(Objective) In the listing below, locate the lines that hold the string "screenshot". Copy those lines.

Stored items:
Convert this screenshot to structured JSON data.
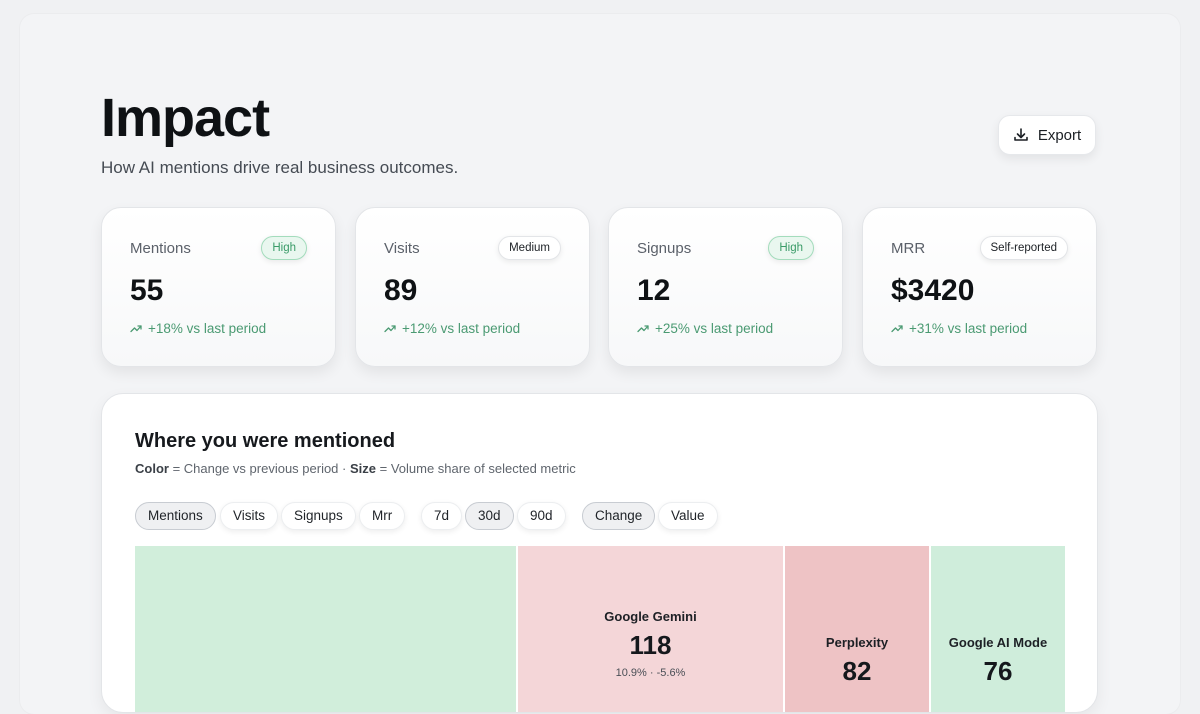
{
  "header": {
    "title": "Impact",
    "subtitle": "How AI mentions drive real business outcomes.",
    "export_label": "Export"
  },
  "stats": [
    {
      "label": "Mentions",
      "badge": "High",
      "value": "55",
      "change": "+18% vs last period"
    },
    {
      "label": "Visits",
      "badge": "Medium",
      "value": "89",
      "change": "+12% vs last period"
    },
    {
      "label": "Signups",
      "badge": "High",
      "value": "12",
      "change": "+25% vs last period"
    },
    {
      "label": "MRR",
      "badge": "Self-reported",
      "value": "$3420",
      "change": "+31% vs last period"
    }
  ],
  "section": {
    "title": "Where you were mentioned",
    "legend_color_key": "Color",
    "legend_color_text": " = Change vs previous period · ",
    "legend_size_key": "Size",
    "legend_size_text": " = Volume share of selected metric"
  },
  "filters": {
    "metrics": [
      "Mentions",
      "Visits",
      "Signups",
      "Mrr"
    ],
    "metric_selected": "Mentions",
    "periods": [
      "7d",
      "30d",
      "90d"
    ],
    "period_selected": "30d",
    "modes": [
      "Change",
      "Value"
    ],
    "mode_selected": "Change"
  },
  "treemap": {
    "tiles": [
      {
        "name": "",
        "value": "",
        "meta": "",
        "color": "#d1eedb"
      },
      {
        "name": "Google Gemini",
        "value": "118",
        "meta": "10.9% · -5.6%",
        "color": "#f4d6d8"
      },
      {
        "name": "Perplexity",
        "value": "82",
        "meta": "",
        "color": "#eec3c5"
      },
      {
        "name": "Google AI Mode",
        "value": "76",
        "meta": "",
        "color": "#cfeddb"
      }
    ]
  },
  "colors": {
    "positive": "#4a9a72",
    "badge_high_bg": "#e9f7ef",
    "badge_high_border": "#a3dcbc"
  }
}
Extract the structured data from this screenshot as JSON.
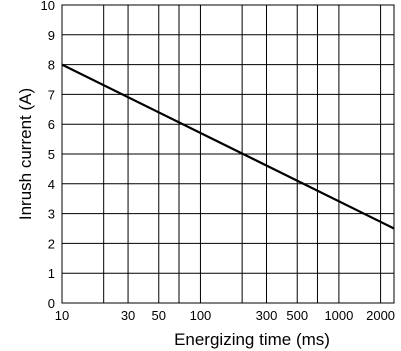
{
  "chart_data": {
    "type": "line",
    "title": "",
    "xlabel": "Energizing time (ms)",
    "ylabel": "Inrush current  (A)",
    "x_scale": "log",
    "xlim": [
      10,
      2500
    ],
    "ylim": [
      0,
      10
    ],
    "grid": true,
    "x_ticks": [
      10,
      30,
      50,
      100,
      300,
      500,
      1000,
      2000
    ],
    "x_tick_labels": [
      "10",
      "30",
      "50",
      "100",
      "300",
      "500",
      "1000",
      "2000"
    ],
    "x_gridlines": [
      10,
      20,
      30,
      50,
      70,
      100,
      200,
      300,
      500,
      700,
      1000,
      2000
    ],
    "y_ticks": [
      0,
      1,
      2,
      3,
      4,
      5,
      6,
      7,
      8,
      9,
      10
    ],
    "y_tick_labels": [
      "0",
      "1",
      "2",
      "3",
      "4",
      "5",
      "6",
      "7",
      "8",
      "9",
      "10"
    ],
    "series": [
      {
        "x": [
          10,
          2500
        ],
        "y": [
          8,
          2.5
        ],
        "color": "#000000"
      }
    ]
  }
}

(Exercise output)
Convert this screenshot to structured JSON data.
Extract the structured data from this screenshot as JSON.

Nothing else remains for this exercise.